Data listing
+ + + +

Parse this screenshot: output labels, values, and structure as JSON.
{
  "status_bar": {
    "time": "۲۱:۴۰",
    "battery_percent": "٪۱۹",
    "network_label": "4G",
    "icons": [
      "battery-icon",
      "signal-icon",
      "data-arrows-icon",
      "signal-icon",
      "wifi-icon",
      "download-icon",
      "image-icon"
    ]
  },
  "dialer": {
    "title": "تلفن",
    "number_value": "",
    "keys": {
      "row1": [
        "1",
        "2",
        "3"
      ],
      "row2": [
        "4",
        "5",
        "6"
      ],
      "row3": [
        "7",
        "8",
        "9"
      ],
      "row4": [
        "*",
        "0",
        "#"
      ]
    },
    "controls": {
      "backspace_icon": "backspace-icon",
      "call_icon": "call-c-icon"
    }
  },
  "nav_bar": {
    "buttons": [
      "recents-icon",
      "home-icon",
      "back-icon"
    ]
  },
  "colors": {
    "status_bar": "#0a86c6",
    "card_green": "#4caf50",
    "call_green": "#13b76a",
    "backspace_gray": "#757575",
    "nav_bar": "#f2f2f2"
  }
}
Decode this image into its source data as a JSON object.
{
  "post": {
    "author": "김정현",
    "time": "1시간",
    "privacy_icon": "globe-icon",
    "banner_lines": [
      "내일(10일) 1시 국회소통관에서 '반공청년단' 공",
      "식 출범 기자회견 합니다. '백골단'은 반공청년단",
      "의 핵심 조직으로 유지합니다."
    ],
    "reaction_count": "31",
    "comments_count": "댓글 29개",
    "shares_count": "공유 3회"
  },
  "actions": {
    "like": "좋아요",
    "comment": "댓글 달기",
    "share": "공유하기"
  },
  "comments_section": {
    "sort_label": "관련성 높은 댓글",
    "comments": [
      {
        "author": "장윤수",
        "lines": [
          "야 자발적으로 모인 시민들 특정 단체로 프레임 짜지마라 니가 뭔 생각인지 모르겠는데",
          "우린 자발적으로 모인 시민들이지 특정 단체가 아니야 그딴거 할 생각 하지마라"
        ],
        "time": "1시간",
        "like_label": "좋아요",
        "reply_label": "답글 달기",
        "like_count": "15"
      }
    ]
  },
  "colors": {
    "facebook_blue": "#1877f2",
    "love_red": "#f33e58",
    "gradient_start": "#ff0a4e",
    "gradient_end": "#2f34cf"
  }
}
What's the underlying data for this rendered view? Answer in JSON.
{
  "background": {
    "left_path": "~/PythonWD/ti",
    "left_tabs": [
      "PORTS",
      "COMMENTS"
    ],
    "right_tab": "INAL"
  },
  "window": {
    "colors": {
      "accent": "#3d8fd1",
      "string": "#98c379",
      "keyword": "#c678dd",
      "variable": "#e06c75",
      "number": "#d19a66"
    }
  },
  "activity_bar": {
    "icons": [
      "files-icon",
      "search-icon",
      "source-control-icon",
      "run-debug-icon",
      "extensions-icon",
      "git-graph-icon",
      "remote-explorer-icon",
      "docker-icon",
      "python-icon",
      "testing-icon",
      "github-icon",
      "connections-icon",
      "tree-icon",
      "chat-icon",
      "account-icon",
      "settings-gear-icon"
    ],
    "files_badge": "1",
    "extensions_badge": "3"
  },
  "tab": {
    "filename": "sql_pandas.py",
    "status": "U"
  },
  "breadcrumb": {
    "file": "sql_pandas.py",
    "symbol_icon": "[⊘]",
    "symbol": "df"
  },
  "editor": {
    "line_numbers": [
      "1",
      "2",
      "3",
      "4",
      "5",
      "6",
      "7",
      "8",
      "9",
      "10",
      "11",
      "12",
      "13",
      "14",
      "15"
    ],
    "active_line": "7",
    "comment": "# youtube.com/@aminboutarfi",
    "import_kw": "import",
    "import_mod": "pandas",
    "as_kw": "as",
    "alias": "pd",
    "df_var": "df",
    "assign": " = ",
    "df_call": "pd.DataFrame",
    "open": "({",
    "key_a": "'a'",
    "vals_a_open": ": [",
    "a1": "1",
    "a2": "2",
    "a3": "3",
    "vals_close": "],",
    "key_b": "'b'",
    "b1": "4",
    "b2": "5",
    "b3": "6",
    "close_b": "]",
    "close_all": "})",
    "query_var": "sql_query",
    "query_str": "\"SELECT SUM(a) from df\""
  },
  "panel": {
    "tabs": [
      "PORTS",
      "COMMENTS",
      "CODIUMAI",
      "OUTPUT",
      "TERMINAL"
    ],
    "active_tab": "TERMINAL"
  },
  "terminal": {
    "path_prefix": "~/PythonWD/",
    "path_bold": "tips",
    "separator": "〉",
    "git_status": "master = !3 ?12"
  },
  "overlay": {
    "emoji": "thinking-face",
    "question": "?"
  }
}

+ + + +

Repeat the records above in full, character for character.

Parse this screenshot: output labels, values, and structure as JSON.
{
  "status_bar": {
    "time": "۲۱:۴۰",
    "battery_percent": "٪۱۹",
    "network_label": "4G",
    "icons": [
      "battery-icon",
      "signal-icon",
      "data-arrows-icon",
      "signal-icon",
      "wifi-icon",
      "download-icon",
      "image-icon"
    ]
  },
  "dialer": {
    "title": "تلفن",
    "number_value": "",
    "keys": {
      "row1": [
        "1",
        "2",
        "3"
      ],
      "row2": [
        "4",
        "5",
        "6"
      ],
      "row3": [
        "7",
        "8",
        "9"
      ],
      "row4": [
        "*",
        "0",
        "#"
      ]
    },
    "controls": {
      "backspace_icon": "backspace-icon",
      "call_icon": "call-c-icon"
    }
  },
  "nav_bar": {
    "buttons": [
      "recents-icon",
      "home-icon",
      "back-icon"
    ]
  },
  "colors": {
    "status_bar": "#0a86c6",
    "card_green": "#4caf50",
    "call_green": "#13b76a",
    "backspace_gray": "#757575",
    "nav_bar": "#f2f2f2"
  }
}
Decode this image into its source data as a JSON object.
{
  "post": {
    "author": "김정현",
    "time": "1시간",
    "privacy_icon": "globe-icon",
    "banner_lines": [
      "내일(10일) 1시 국회소통관에서 '반공청년단' 공",
      "식 출범 기자회견 합니다. '백골단'은 반공청년단",
      "의 핵심 조직으로 유지합니다."
    ],
    "reaction_count": "31",
    "comments_count": "댓글 29개",
    "shares_count": "공유 3회"
  },
  "actions": {
    "like": "좋아요",
    "comment": "댓글 달기",
    "share": "공유하기"
  },
  "comments_section": {
    "sort_label": "관련성 높은 댓글",
    "comments": [
      {
        "author": "장윤수",
        "lines": [
          "야 자발적으로 모인 시민들 특정 단체로 프레임 짜지마라 니가 뭔 생각인지 모르겠는데",
          "우린 자발적으로 모인 시민들이지 특정 단체가 아니야 그딴거 할 생각 하지마라"
        ],
        "time": "1시간",
        "like_label": "좋아요",
        "reply_label": "답글 달기",
        "like_count": "15"
      }
    ]
  },
  "colors": {
    "facebook_blue": "#1877f2",
    "love_red": "#f33e58",
    "gradient_start": "#ff0a4e",
    "gradient_end": "#2f34cf"
  }
}
What's the underlying data for this rendered view? Answer in JSON.
{
  "background": {
    "left_path": "~/PythonWD/ti",
    "left_tabs": [
      "PORTS",
      "COMMENTS"
    ],
    "right_tab": "INAL"
  },
  "window": {
    "colors": {
      "accent": "#3d8fd1",
      "string": "#98c379",
      "keyword": "#c678dd",
      "variable": "#e06c75",
      "number": "#d19a66"
    }
  },
  "activity_bar": {
    "icons": [
      "files-icon",
      "search-icon",
      "source-control-icon",
      "run-debug-icon",
      "extensions-icon",
      "git-graph-icon",
      "remote-explorer-icon",
      "docker-icon",
      "python-icon",
      "testing-icon",
      "github-icon",
      "connections-icon",
      "tree-icon",
      "chat-icon",
      "account-icon",
      "settings-gear-icon"
    ],
    "files_badge": "1",
    "extensions_badge": "3"
  },
  "tab": {
    "filename": "sql_pandas.py",
    "status": "U"
  },
  "breadcrumb": {
    "file": "sql_pandas.py",
    "symbol_icon": "[⊘]",
    "symbol": "df"
  },
  "editor": {
    "line_numbers": [
      "1",
      "2",
      "3",
      "4",
      "5",
      "6",
      "7",
      "8",
      "9",
      "10",
      "11",
      "12",
      "13",
      "14",
      "15"
    ],
    "active_line": "7",
    "comment": "# youtube.com/@aminboutarfi",
    "import_kw": "import",
    "import_mod": "pandas",
    "as_kw": "as",
    "alias": "pd",
    "df_var": "df",
    "assign": " = ",
    "df_call": "pd.DataFrame",
    "open": "({",
    "key_a": "'a'",
    "vals_a_open": ": [",
    "a1": "1",
    "a2": "2",
    "a3": "3",
    "vals_close": "],",
    "key_b": "'b'",
    "b1": "4",
    "b2": "5",
    "b3": "6",
    "close_b": "]",
    "close_all": "})",
    "query_var": "sql_query",
    "query_str": "\"SELECT SUM(a) from df\""
  },
  "panel": {
    "tabs": [
      "PORTS",
      "COMMENTS",
      "CODIUMAI",
      "OUTPUT",
      "TERMINAL"
    ],
    "active_tab": "TERMINAL"
  },
  "terminal": {
    "path_prefix": "~/PythonWD/",
    "path_bold": "tips",
    "separator": "〉",
    "git_status": "master = !3 ?12"
  },
  "overlay": {
    "emoji": "thinking-face",
    "question": "?"
  }
}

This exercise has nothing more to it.